-------- Data supplied --------
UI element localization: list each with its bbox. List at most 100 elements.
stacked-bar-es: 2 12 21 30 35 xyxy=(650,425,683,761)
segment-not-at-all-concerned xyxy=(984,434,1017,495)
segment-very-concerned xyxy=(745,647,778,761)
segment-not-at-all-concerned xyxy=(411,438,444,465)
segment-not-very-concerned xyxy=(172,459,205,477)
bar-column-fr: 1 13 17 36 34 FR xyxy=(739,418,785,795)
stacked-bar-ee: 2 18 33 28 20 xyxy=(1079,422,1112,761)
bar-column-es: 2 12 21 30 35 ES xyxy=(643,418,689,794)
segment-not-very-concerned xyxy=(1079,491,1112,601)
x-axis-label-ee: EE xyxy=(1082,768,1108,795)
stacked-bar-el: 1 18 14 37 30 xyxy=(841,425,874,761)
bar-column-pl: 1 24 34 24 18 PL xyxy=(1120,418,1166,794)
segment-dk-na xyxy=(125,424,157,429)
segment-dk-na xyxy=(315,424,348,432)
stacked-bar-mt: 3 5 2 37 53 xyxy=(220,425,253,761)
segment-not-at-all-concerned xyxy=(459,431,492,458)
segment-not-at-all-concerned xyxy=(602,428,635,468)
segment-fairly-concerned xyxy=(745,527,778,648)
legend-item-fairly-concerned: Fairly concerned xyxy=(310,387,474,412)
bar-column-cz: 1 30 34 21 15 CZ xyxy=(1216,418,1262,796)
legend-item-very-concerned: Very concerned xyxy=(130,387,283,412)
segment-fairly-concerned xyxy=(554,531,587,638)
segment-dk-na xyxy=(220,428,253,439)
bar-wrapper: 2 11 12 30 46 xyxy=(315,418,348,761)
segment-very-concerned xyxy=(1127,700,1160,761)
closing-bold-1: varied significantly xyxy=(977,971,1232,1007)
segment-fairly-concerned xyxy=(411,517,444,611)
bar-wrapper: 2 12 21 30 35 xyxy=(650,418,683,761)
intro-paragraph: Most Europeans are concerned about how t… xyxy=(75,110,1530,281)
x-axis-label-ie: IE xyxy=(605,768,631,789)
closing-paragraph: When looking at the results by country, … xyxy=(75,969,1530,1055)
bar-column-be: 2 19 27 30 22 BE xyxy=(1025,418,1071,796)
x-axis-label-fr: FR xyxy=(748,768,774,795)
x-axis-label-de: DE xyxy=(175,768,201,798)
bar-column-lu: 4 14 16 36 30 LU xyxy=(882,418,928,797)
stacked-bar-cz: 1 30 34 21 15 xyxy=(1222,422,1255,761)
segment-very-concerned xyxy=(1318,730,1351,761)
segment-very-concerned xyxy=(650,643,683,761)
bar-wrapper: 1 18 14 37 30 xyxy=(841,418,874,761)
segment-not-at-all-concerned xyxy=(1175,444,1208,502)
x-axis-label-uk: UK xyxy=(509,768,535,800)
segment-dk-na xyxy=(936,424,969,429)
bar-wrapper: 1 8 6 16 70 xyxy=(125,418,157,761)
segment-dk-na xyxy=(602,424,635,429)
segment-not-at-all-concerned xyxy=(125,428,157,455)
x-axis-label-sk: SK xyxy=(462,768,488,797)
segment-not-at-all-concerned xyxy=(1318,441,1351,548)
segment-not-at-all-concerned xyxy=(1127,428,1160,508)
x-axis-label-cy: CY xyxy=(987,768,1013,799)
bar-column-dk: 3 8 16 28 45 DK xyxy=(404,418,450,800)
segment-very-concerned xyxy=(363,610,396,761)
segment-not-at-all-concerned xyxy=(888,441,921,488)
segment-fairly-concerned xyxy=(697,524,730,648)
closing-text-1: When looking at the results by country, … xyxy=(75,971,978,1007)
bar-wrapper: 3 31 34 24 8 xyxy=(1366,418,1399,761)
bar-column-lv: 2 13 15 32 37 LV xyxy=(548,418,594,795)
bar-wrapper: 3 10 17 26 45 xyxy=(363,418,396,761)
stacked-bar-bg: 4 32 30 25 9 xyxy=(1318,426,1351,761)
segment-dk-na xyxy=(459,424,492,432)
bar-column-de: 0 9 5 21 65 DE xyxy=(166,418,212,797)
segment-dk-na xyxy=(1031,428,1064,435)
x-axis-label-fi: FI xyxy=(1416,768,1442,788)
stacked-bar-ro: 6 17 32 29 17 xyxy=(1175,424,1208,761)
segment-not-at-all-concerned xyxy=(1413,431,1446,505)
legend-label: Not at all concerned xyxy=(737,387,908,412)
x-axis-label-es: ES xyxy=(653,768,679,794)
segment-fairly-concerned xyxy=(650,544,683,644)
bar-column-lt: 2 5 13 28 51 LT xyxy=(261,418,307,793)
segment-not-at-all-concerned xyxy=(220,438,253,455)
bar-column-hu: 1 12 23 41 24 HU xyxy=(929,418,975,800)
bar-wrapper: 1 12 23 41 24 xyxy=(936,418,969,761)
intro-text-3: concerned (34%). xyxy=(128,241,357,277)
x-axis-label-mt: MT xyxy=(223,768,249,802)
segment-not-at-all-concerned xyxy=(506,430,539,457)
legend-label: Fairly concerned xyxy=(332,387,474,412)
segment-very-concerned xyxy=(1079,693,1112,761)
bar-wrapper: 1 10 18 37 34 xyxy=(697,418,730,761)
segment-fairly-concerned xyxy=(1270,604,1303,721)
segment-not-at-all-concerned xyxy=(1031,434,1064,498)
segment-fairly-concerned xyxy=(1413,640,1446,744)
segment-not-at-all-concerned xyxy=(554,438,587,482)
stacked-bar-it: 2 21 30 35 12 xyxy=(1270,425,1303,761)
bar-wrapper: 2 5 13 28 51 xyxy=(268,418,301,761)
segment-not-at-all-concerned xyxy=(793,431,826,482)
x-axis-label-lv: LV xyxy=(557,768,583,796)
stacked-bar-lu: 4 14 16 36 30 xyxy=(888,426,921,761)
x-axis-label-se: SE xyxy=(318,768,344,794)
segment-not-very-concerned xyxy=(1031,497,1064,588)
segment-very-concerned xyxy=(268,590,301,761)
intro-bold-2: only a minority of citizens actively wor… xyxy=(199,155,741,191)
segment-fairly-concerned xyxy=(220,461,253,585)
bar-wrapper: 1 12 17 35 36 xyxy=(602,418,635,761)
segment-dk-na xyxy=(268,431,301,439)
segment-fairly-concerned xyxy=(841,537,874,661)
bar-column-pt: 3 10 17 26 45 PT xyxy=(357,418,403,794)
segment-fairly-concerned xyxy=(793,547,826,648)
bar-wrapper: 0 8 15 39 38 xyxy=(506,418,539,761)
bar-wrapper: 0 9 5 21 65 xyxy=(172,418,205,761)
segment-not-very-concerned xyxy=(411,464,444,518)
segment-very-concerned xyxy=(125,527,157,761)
--------
Exercise task
Copy every line of the listing above word for word, with no changes.

Solution to this problem
UI element localization: list each with its bbox. List at most 100 elements.
stacked-bar-es: 2 12 21 30 35 xyxy=(650,425,683,761)
segment-not-at-all-concerned xyxy=(984,434,1017,495)
segment-very-concerned xyxy=(745,647,778,761)
segment-not-at-all-concerned xyxy=(411,438,444,465)
segment-not-very-concerned xyxy=(172,459,205,477)
bar-column-fr: 1 13 17 36 34 FR xyxy=(739,418,785,795)
stacked-bar-ee: 2 18 33 28 20 xyxy=(1079,422,1112,761)
bar-column-es: 2 12 21 30 35 ES xyxy=(643,418,689,794)
segment-not-very-concerned xyxy=(1079,491,1112,601)
x-axis-label-ee: EE xyxy=(1082,768,1108,795)
stacked-bar-el: 1 18 14 37 30 xyxy=(841,425,874,761)
bar-column-pl: 1 24 34 24 18 PL xyxy=(1120,418,1166,794)
segment-dk-na xyxy=(125,424,157,429)
segment-dk-na xyxy=(315,424,348,432)
stacked-bar-mt: 3 5 2 37 53 xyxy=(220,425,253,761)
segment-not-at-all-concerned xyxy=(459,431,492,458)
segment-not-at-all-concerned xyxy=(602,428,635,468)
segment-fairly-concerned xyxy=(745,527,778,648)
legend-item-fairly-concerned: Fairly concerned xyxy=(310,387,474,412)
bar-column-cz: 1 30 34 21 15 CZ xyxy=(1216,418,1262,796)
legend-item-very-concerned: Very concerned xyxy=(130,387,283,412)
segment-fairly-concerned xyxy=(554,531,587,638)
segment-dk-na xyxy=(220,428,253,439)
bar-wrapper: 2 11 12 30 46 xyxy=(315,418,348,761)
segment-very-concerned xyxy=(1127,700,1160,761)
closing-bold-1: varied significantly xyxy=(977,971,1232,1007)
segment-fairly-concerned xyxy=(411,517,444,611)
bar-wrapper: 2 12 21 30 35 xyxy=(650,418,683,761)
intro-paragraph: Most Europeans are concerned about how t… xyxy=(75,110,1530,281)
x-axis-label-ie: IE xyxy=(605,768,631,789)
closing-paragraph: When looking at the results by country, … xyxy=(75,969,1530,1055)
bar-column-be: 2 19 27 30 22 BE xyxy=(1025,418,1071,796)
x-axis-label-fr: FR xyxy=(748,768,774,795)
x-axis-label-de: DE xyxy=(175,768,201,798)
bar-column-lu: 4 14 16 36 30 LU xyxy=(882,418,928,797)
stacked-bar-cz: 1 30 34 21 15 xyxy=(1222,422,1255,761)
segment-very-concerned xyxy=(1318,730,1351,761)
segment-very-concerned xyxy=(650,643,683,761)
bar-wrapper: 1 18 14 37 30 xyxy=(841,418,874,761)
segment-not-at-all-concerned xyxy=(1175,444,1208,502)
x-axis-label-uk: UK xyxy=(509,768,535,800)
segment-dk-na xyxy=(936,424,969,429)
bar-wrapper: 1 8 6 16 70 xyxy=(125,418,157,761)
segment-dk-na xyxy=(602,424,635,429)
segment-not-at-all-concerned xyxy=(125,428,157,455)
x-axis-label-sk: SK xyxy=(462,768,488,797)
segment-not-at-all-concerned xyxy=(1318,441,1351,548)
segment-not-at-all-concerned xyxy=(1127,428,1160,508)
x-axis-label-cy: CY xyxy=(987,768,1013,799)
bar-column-dk: 3 8 16 28 45 DK xyxy=(404,418,450,800)
segment-very-concerned xyxy=(363,610,396,761)
segment-not-at-all-concerned xyxy=(888,441,921,488)
segment-fairly-concerned xyxy=(697,524,730,648)
closing-text-1: When looking at the results by country, … xyxy=(75,971,978,1007)
bar-wrapper: 3 31 34 24 8 xyxy=(1366,418,1399,761)
bar-column-lv: 2 13 15 32 37 LV xyxy=(548,418,594,795)
bar-wrapper: 3 10 17 26 45 xyxy=(363,418,396,761)
stacked-bar-bg: 4 32 30 25 9 xyxy=(1318,426,1351,761)
segment-dk-na xyxy=(459,424,492,432)
bar-column-de: 0 9 5 21 65 DE xyxy=(166,418,212,797)
segment-dk-na xyxy=(1031,428,1064,435)
x-axis-label-fi: FI xyxy=(1416,768,1442,788)
stacked-bar-ro: 6 17 32 29 17 xyxy=(1175,424,1208,761)
segment-not-at-all-concerned xyxy=(1413,431,1446,505)
legend-label: Not at all concerned xyxy=(737,387,908,412)
x-axis-label-es: ES xyxy=(653,768,679,794)
segment-fairly-concerned xyxy=(650,544,683,644)
bar-column-lt: 2 5 13 28 51 LT xyxy=(261,418,307,793)
segment-not-at-all-concerned xyxy=(220,438,253,455)
bar-column-hu: 1 12 23 41 24 HU xyxy=(929,418,975,800)
bar-wrapper: 1 12 23 41 24 xyxy=(936,418,969,761)
intro-text-3: concerned (34%). xyxy=(128,241,357,277)
x-axis-label-mt: MT xyxy=(223,768,249,802)
segment-not-at-all-concerned xyxy=(506,430,539,457)
legend-label: Fairly concerned xyxy=(332,387,474,412)
segment-very-concerned xyxy=(1079,693,1112,761)
bar-wrapper: 1 10 18 37 34 xyxy=(697,418,730,761)
segment-fairly-concerned xyxy=(1270,604,1303,721)
segment-not-at-all-concerned xyxy=(1031,434,1064,498)
segment-fairly-concerned xyxy=(1413,640,1446,744)
segment-not-at-all-concerned xyxy=(554,438,587,482)
stacked-bar-it: 2 21 30 35 12 xyxy=(1270,425,1303,761)
bar-wrapper: 2 5 13 28 51 xyxy=(268,418,301,761)
segment-not-at-all-concerned xyxy=(793,431,826,482)
x-axis-label-lv: LV xyxy=(557,768,583,796)
stacked-bar-lu: 4 14 16 36 30 xyxy=(888,426,921,761)
x-axis-label-se: SE xyxy=(318,768,344,794)
segment-not-very-concerned xyxy=(1031,497,1064,588)
segment-very-concerned xyxy=(268,590,301,761)
intro-bold-2: only a minority of citizens actively wor… xyxy=(199,155,741,191)
segment-fairly-concerned xyxy=(220,461,253,585)
bar-wrapper: 1 12 17 35 36 xyxy=(602,418,635,761)
segment-dk-na xyxy=(268,431,301,439)
segment-fairly-concerned xyxy=(841,537,874,661)
bar-column-pt: 3 10 17 26 45 PT xyxy=(357,418,403,794)
segment-fairly-concerned xyxy=(793,547,826,648)
bar-wrapper: 0 8 15 39 38 xyxy=(506,418,539,761)
bar-wrapper: 0 9 5 21 65 xyxy=(172,418,205,761)
segment-not-very-concerned xyxy=(411,464,444,518)
segment-very-concerned xyxy=(125,527,157,761)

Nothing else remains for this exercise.